#### Selected excerpt:

Marine shales exhibit unusual behavior at low temperatures under anoxic gas flow. They generate catalytic gas 300° below thermal cracking temperatures, discontinuously in aperiodic episodes, and lose these properties on exposure to trace amounts of oxygen. Here we report a surprising reversal in hydrocarbon generation. Heavy hydrocarbons are formed before light hydrocarbons resulting in wet gas at the onset of generation grading to dryer gas over time. The effect is moderate under gas flow and substantial in closed reactions. In sequential closed reactions at 100°C, gas from a Cretaceous Mowry shale progresses from predominately heavy hydrocarbons (66% C5, 2% C1) to predominantly light hydrocarbons (56% C1, 8% C5), the opposite of that expected from desorption of preexisting hydrocarbons. Differences in catalyst substrate composition explain these dynamics. Gas flow should carry heavier hydrocarbons to catalytic sites, in contrast to static conditions where catalytic sites are limited to in-place hydrocarbons. In-place hydrocarbons and their products should become lighter with conversion thus generating lighter hydrocarbon over time, consistent with our experimental results.

We recognize the similarities between low-temperature gas generation reported here and the natural progression of wet gas to dry gas over geologic time. There is now substantial evidence for natural catalytic activity in source rocks. Natural gas at thermodynamic equilibrium and the results reported here add to that evidence. Natural catalysis provides a plausible and unique explanation for the origin and evolution of gas in sedimentary basins.


Marine shales release gas under isotherm gas flow at low-temperatures [1]. Gas is released discontinuously, in distinct aperiodic episodes that continue over time. It is nonlinear kinetic behavior resembling chaotic catalysis by transition metals [2]. Trace levels of oxygen suppress gas emission, and gas compositions reflect equilibrium control. The recent disclosure of natural gas at thermodynamic equilibrium and catalytic gas from marine shales similarly constrained, strongly suggests natural catalysis as the source of natural gas [3].

The origin of natural gas remains controversial, however. Many believe that thermal cracking is the source and cite various pyrolysis simulation experiments to support this view [414]. Recent hydrous pyrolysis experiments would seem to rule out natural catalytic activity in general [15], and activity by transition metals [16] in particular. This conclusion was based on the premise that any natural catalytic activity that might exist would express itself under hydrous pyrolysis conditions. However, natural activity is a low-temperature phenomenon that is not observed at pyrolysis temperatures (> 300°C) [1].

Here we address catalytic gas generation under open and closed conditions to distinguish it from alternative explanations, desorption and thermal degradation in particular. Gas compositions change very little over time in thermal degradation experiments under open and closed conditions. Methane concentrations remain within a narrow range between 20 and 60% vol (C1-C5) irrespective of kerogen type, temperatures, or reaction conditions [1721]. Desorption under isothermal gas flow follows first-order kinetics with the lighter hydrocarbons eluting before the heavier hydrocarbons [22], as typically seen in gas chromatography. Both processes should give characteristic compositions over time, easily distinguishable from catalytic generation.

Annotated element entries
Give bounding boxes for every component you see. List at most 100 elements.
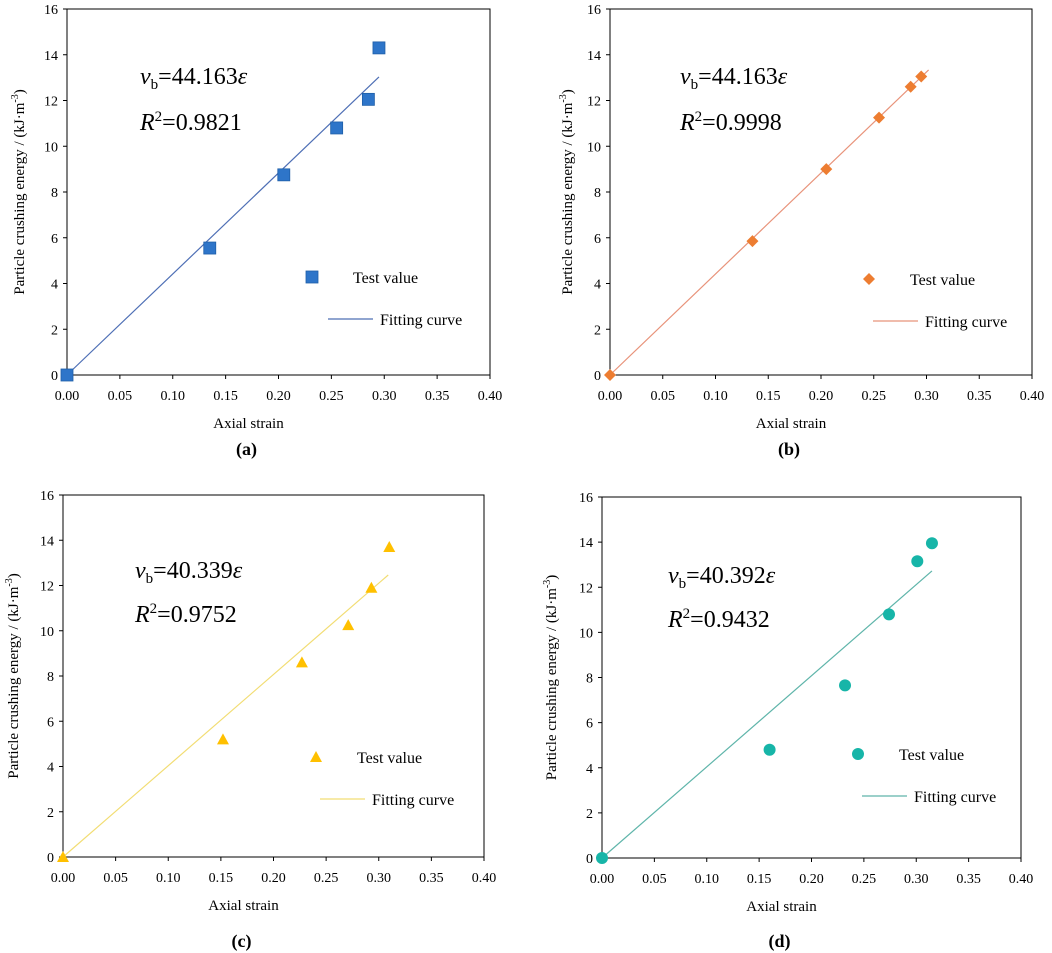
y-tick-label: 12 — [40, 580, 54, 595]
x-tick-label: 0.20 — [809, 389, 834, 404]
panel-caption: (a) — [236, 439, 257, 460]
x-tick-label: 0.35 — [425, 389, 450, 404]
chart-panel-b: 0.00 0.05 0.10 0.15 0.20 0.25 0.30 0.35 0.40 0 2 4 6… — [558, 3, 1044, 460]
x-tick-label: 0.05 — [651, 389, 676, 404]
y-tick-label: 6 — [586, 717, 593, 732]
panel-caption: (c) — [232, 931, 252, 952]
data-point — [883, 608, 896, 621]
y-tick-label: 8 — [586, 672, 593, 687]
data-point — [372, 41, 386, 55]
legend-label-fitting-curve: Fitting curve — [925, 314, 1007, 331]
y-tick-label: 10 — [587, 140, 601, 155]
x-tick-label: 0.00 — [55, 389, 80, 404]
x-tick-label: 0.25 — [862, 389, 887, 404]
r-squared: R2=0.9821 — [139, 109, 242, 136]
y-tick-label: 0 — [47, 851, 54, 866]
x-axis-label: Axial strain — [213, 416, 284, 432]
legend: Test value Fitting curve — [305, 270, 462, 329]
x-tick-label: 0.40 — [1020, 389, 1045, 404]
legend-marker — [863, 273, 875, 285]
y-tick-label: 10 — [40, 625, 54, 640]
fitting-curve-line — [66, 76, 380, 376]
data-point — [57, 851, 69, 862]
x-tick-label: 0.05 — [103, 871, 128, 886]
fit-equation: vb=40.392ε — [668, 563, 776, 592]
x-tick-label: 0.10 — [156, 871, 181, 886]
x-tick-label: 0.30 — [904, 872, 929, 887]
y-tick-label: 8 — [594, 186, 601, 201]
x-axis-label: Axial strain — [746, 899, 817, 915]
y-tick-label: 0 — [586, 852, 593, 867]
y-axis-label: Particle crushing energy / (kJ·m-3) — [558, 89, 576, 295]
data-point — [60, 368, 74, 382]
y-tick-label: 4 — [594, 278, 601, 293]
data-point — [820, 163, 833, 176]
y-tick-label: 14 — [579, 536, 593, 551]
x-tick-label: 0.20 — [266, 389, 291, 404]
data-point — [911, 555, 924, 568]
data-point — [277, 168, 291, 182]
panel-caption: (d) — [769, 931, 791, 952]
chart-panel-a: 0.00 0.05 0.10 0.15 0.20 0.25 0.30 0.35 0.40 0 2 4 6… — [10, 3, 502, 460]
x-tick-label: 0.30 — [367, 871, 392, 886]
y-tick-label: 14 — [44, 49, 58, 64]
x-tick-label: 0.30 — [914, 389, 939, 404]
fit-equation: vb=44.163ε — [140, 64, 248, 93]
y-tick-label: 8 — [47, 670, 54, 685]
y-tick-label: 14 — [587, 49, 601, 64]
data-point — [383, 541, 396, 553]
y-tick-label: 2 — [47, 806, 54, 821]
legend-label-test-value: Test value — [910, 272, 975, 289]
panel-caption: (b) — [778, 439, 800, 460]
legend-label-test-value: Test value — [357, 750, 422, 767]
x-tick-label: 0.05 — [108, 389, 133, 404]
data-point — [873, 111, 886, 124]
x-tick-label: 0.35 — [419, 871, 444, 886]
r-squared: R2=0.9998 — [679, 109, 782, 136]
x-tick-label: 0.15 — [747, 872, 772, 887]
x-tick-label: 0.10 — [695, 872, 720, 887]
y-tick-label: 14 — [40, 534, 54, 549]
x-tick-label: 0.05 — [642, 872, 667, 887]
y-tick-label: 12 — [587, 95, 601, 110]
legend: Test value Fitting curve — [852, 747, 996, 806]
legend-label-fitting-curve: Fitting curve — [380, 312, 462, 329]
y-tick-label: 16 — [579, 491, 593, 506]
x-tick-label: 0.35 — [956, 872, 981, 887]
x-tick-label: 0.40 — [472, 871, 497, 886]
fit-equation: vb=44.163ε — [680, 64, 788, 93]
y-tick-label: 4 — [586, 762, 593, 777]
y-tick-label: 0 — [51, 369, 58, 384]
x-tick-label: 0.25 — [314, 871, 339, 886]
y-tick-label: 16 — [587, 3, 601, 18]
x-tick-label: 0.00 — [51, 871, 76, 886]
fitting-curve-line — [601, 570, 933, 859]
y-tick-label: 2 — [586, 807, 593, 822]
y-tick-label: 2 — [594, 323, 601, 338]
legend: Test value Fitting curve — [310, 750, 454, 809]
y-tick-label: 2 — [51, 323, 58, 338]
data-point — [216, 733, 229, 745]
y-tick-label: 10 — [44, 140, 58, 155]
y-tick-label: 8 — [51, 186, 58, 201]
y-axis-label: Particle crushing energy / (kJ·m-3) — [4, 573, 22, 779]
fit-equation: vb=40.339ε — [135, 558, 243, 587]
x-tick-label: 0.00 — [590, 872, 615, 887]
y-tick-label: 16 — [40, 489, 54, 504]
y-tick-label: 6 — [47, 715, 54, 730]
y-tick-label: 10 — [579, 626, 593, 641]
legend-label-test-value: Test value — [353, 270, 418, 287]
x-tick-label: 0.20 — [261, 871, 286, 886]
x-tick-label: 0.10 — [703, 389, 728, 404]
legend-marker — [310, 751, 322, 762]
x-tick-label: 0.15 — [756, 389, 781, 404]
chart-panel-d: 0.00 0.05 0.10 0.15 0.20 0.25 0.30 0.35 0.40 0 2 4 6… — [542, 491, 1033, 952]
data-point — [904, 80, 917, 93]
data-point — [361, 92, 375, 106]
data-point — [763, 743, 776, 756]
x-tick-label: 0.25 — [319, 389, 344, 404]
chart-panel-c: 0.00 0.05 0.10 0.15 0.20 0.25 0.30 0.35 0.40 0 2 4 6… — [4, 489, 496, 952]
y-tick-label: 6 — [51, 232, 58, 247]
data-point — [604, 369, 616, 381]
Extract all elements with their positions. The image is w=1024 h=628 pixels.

==

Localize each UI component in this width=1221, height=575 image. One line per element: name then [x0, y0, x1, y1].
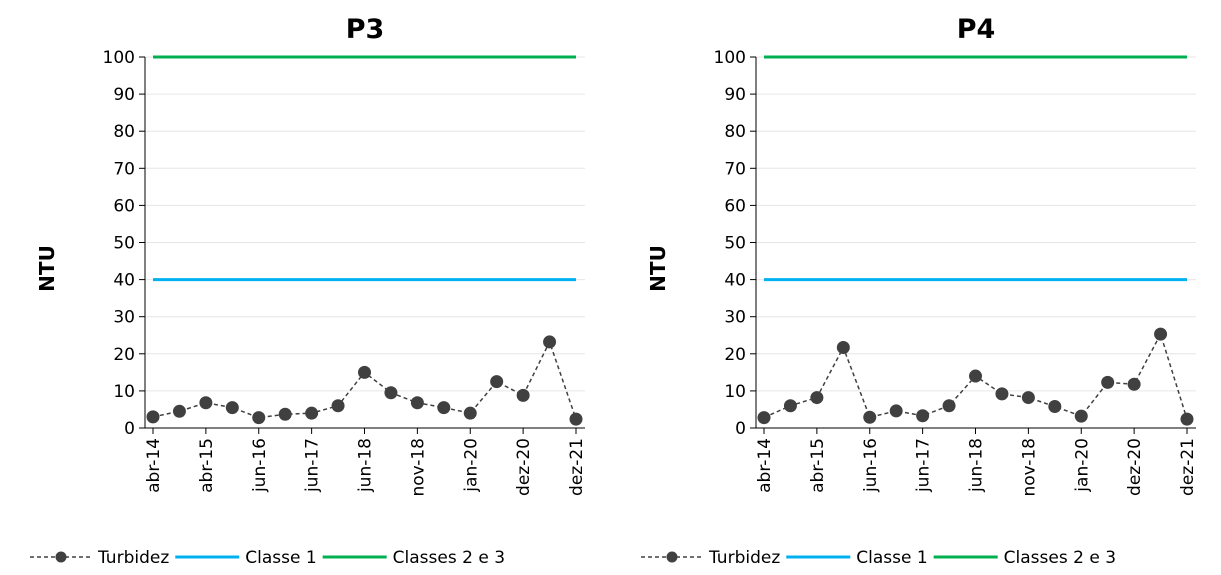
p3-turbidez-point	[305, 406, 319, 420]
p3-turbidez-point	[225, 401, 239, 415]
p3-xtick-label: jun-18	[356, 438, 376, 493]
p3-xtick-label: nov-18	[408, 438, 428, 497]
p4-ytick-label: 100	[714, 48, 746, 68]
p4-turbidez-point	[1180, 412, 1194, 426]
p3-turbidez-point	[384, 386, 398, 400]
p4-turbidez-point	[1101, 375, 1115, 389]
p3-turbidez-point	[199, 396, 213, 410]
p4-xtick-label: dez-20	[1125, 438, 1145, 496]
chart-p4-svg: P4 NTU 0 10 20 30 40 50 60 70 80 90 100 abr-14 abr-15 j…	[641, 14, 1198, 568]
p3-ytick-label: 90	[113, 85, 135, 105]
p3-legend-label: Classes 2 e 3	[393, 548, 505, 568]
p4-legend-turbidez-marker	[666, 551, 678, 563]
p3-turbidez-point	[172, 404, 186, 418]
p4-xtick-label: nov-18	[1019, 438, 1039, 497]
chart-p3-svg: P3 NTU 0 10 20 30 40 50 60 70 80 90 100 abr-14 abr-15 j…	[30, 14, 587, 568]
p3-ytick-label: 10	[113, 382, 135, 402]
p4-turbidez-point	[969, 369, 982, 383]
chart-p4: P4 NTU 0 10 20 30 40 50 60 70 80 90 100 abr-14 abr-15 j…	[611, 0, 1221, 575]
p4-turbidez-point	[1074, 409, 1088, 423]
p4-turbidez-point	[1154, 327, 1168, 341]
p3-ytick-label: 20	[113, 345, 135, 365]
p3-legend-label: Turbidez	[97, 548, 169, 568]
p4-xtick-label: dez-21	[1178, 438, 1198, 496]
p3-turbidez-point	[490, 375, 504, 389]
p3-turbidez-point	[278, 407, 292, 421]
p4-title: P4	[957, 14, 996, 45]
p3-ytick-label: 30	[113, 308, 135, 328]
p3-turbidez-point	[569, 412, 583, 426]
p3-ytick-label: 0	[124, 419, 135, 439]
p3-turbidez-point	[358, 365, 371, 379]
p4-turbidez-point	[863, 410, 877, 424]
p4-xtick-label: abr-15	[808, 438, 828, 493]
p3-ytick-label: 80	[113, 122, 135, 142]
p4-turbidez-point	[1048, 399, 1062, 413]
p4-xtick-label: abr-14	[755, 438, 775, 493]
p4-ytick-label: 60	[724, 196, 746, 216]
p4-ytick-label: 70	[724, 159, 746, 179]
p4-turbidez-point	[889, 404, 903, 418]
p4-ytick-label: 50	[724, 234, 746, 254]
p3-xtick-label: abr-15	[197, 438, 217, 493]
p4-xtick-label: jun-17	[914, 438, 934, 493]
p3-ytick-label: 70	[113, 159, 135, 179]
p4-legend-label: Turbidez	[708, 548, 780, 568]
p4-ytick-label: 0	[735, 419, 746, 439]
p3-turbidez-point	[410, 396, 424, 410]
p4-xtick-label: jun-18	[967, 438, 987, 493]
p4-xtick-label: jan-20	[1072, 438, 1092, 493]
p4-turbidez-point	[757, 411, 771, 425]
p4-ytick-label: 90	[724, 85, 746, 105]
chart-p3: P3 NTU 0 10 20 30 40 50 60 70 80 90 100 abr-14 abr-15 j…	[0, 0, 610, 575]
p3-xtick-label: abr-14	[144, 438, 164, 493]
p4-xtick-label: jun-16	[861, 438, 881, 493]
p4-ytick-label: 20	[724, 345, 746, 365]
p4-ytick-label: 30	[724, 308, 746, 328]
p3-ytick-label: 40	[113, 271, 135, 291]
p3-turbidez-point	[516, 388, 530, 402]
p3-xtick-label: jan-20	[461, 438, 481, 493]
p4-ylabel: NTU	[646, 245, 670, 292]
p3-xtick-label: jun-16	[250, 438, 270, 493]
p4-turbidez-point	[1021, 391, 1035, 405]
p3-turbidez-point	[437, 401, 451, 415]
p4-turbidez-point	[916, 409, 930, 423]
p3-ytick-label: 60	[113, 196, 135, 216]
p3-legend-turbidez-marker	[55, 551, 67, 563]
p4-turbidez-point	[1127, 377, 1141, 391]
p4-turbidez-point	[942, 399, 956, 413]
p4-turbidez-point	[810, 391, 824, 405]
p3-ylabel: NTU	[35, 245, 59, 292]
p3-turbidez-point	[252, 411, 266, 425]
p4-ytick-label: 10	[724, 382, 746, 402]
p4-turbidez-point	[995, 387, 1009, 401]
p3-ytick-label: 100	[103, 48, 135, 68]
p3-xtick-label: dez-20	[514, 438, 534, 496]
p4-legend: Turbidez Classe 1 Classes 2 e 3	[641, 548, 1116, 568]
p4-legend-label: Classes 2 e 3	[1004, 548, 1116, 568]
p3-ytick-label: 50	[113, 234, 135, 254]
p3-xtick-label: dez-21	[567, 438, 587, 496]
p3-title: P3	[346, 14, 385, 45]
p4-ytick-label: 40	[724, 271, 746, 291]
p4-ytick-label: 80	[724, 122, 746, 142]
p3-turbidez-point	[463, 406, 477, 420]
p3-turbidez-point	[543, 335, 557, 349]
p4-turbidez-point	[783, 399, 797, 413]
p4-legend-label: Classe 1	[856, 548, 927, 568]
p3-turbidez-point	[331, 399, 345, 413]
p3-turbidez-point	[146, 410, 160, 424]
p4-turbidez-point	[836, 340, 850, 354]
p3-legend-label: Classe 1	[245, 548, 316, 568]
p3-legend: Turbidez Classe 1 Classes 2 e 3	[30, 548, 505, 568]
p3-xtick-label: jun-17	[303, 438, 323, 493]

#### Short problem 1:
Could you reproduce the passage on catalytic gas generation in marine shales from "We recognize the" up to and including "in sedimentary basins.", substituting "lean gas" for "dry gas" wherever it appears?
#### Short problem 2:
Which lines of the records contain the string "squared"? List each of them in full.

#### Complete output 1:
We recognize the similarities between low-temperature gas generation reported here and the natural progression of wet gas to lean gas over geologic time. There is now substantial evidence for natural catalytic activity in source rocks. Natural gas at thermodynamic equilibrium and the results reported here add to that evidence. Natural catalysis provides a plausible and unique explanation for the origin and evolution of gas in sedimentary basins.

#### Complete output 2:
r-squared: R2=0.9821 — [139, 109, 242, 136]
r-squared: R2=0.9998 — [679, 109, 782, 136]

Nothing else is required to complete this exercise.